begin DATA SHOWN

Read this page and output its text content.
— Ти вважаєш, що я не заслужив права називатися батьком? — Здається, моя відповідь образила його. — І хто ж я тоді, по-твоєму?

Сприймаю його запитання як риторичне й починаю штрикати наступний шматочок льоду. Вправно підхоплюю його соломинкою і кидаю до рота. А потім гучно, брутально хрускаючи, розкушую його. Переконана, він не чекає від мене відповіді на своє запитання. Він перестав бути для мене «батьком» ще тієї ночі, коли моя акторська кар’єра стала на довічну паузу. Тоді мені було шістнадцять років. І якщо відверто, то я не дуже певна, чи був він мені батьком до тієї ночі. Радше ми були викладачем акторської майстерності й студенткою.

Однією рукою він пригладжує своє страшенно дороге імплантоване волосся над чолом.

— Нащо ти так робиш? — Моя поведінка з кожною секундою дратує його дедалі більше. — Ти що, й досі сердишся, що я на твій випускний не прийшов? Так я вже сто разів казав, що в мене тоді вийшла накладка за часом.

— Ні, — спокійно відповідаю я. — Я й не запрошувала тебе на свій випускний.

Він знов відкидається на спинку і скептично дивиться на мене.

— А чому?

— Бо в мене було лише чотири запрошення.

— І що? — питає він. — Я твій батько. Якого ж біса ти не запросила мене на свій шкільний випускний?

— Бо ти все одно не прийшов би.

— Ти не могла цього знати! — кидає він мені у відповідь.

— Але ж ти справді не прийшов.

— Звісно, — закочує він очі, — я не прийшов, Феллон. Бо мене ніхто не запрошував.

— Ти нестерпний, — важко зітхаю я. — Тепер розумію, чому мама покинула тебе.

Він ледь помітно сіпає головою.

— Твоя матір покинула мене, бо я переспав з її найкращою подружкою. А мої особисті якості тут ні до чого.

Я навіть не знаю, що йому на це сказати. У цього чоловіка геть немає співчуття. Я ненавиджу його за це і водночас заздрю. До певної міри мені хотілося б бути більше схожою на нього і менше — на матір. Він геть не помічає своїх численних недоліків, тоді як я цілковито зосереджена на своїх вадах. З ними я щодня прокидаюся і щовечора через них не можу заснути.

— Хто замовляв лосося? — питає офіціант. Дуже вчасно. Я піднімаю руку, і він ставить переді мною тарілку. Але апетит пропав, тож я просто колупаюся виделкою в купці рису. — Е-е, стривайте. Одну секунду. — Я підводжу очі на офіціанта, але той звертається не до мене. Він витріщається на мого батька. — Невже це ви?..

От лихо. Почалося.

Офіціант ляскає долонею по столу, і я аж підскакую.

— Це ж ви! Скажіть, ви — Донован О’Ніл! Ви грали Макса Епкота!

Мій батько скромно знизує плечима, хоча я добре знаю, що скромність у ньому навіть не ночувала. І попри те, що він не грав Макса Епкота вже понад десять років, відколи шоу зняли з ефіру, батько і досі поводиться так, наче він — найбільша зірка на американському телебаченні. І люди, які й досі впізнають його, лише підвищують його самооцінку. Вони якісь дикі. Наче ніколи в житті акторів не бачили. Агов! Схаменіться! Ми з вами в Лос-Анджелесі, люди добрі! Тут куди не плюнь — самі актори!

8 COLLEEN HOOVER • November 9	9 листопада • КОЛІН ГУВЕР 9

end DATA SHOWN

Where does the word "батьком" appear? Return each line that holds it.

— Ти вважаєш, що я не заслужив права називатися батьком? — Здається, моя відповідь образила його. — І хто ж я тоді, по-твоєму?
Сприймаю його запитання як риторичне й починаю штрикати наступний шматочок льоду. Вправно підхоплюю його соломинкою і кидаю до рота. А потім гучно, брутально хрускаючи, розкушую його. Переконана, він не чекає від мене відповіді на своє запитання. Він перестав бути для мене «батьком» ще тієї ночі, коли моя акторська кар’єра стала на довічну паузу. Тоді мені було шістнадцять років. І якщо відверто, то я не дуже певна, чи був він мені батьком до тієї ночі. Радше ми були викладачем акторської майстерності й студенткою.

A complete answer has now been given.